◆ **Problem statement**
Transcribe the listing word for word.

**** Source material ****

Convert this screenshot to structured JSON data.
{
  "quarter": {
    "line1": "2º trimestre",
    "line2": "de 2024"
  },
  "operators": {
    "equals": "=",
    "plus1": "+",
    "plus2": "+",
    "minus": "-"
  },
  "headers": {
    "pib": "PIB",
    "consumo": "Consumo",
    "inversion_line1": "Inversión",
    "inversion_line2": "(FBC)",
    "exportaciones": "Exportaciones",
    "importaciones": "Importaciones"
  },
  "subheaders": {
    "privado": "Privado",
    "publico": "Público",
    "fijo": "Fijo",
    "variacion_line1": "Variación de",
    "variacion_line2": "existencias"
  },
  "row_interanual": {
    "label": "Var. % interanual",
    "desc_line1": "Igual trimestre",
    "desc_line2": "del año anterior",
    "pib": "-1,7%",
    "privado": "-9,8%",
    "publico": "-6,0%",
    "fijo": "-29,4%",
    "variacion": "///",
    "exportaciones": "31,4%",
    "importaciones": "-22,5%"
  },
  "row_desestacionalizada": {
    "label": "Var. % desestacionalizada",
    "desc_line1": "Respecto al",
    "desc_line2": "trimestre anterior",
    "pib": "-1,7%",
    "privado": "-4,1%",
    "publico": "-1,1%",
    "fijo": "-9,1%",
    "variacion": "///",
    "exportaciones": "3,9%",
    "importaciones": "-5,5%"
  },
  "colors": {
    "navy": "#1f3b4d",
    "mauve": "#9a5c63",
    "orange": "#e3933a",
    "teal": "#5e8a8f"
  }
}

****

◆ **Complete output**
Convert this screenshot to structured JSON data.
{
  "quarter": {
    "line1": "2º trimestre",
    "line2": "de 2024"
  },
  "operators": {
    "equals": "=",
    "plus1": "+",
    "plus2": "+",
    "minus": "-"
  },
  "headers": {
    "pib": "PIB",
    "consumo": "Consumo",
    "inversion_line1": "Inversión",
    "inversion_line2": "(FBC)",
    "exportaciones": "Exportaciones",
    "importaciones": "Importaciones"
  },
  "subheaders": {
    "privado": "Privado",
    "publico": "Público",
    "fijo": "Fijo",
    "variacion_line1": "Variación de",
    "variacion_line2": "existencias"
  },
  "row_interanual": {
    "label": "Var. % interanual",
    "desc_line1": "Igual trimestre",
    "desc_line2": "del año anterior",
    "pib": "-1,7%",
    "privado": "-9,8%",
    "publico": "-6,0%",
    "fijo": "-29,4%",
    "variacion": "///",
    "exportaciones": "31,4%",
    "importaciones": "-22,5%"
  },
  "row_desestacionalizada": {
    "label": "Var. % desestacionalizada",
    "desc_line1": "Respecto al",
    "desc_line2": "trimestre anterior",
    "pib": "-1,7%",
    "privado": "-4,1%",
    "publico": "-1,1%",
    "fijo": "-9,1%",
    "variacion": "///",
    "exportaciones": "3,9%",
    "importaciones": "-5,5%"
  },
  "colors": {
    "navy": "#1f3b4d",
    "mauve": "#9a5c63",
    "orange": "#e3933a",
    "teal": "#5e8a8f"
  }
}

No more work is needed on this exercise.